> [WORK TO DO]:
Copy the lines of data from the line containing "x-axis-label: Reddito in" through the line containing "legend-label: Visco, dipendente", word for word.

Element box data

-- START --

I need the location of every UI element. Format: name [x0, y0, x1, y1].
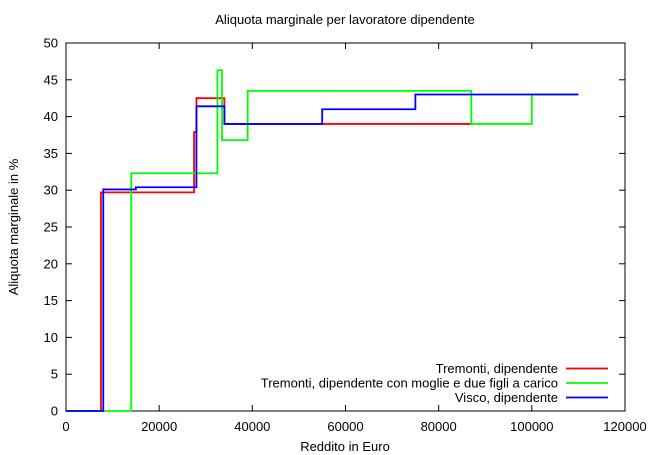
x-axis-label: Reddito in Euro [300, 439, 390, 454]
y-tick-label: 35 [44, 146, 58, 161]
legend-label: Tremonti, dipendente [436, 361, 558, 376]
y-tick-label: 15 [44, 293, 58, 308]
legend-label: Visco, dipendente [455, 390, 558, 405]
plot-frame [65, 42, 626, 412]
chart-title: Aliquota marginale per lavoratore dipend… [215, 12, 474, 27]
y-tick-label: 5 [51, 367, 58, 382]
y-tick-label: 45 [44, 72, 58, 87]
y-tick-label: 30 [44, 183, 58, 198]
y-tick-label: 50 [44, 36, 58, 51]
series-line-1 [66, 97, 472, 412]
y-axis: 0 5 10 15 20 25 30 35 40 45 50 [44, 36, 625, 419]
x-tick-label: 80000 [421, 419, 457, 434]
series-lines [66, 69, 579, 412]
y-tick-label: 20 [44, 256, 58, 271]
x-axis: 0 20000 40000 60000 80000 100000 120000 [62, 43, 647, 434]
x-tick-label: 120000 [603, 419, 646, 434]
x-tick-label: 0 [62, 419, 69, 434]
x-tick-label: 60000 [327, 419, 363, 434]
plot-area [65, 42, 626, 412]
y-tick-label: 25 [44, 220, 58, 235]
series-line-2 [66, 69, 579, 412]
x-tick-label: 100000 [510, 419, 553, 434]
y-tick-label: 10 [44, 330, 58, 345]
x-tick-label: 20000 [141, 419, 177, 434]
legend-label: Tremonti, dipendente con moglie e due fi… [261, 376, 558, 391]
y-tick-label: 40 [44, 109, 58, 124]
x-tick-label: 40000 [234, 419, 270, 434]
y-axis-label: Aliquota marginale in % [6, 158, 21, 295]
series-line-3 [66, 93, 579, 412]
y-tick-label: 0 [51, 404, 58, 419]
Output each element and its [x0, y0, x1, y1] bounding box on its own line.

-- END --

> [RESULT OF THIS EXERCISE]:
x-axis-label: Reddito in Euro [300, 439, 390, 454]
y-tick-label: 35 [44, 146, 58, 161]
legend-label: Tremonti, dipendente [436, 361, 558, 376]
y-tick-label: 15 [44, 293, 58, 308]
legend-label: Visco, dipendente [455, 390, 558, 405]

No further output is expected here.